[Structured figure records]
= = = = = = =
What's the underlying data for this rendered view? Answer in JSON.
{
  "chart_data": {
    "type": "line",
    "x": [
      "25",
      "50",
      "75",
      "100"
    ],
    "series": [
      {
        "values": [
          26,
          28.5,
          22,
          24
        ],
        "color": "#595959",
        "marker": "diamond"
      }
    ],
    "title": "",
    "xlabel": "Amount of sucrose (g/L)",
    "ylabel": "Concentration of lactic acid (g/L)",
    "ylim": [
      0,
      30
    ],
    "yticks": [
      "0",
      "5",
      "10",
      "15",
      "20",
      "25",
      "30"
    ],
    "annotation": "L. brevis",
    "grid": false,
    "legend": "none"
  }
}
= = = = = = =
*Objective*. Return all of the above records exactly, leaving no line out.

*Completed exercise*.
What's the underlying data for this rendered view? Answer in JSON.
{
  "chart_data": {
    "type": "line",
    "x": [
      "25",
      "50",
      "75",
      "100"
    ],
    "series": [
      {
        "values": [
          26,
          28.5,
          22,
          24
        ],
        "color": "#595959",
        "marker": "diamond"
      }
    ],
    "title": "",
    "xlabel": "Amount of sucrose (g/L)",
    "ylabel": "Concentration of lactic acid (g/L)",
    "ylim": [
      0,
      30
    ],
    "yticks": [
      "0",
      "5",
      "10",
      "15",
      "20",
      "25",
      "30"
    ],
    "annotation": "L. brevis",
    "grid": false,
    "legend": "none"
  }
}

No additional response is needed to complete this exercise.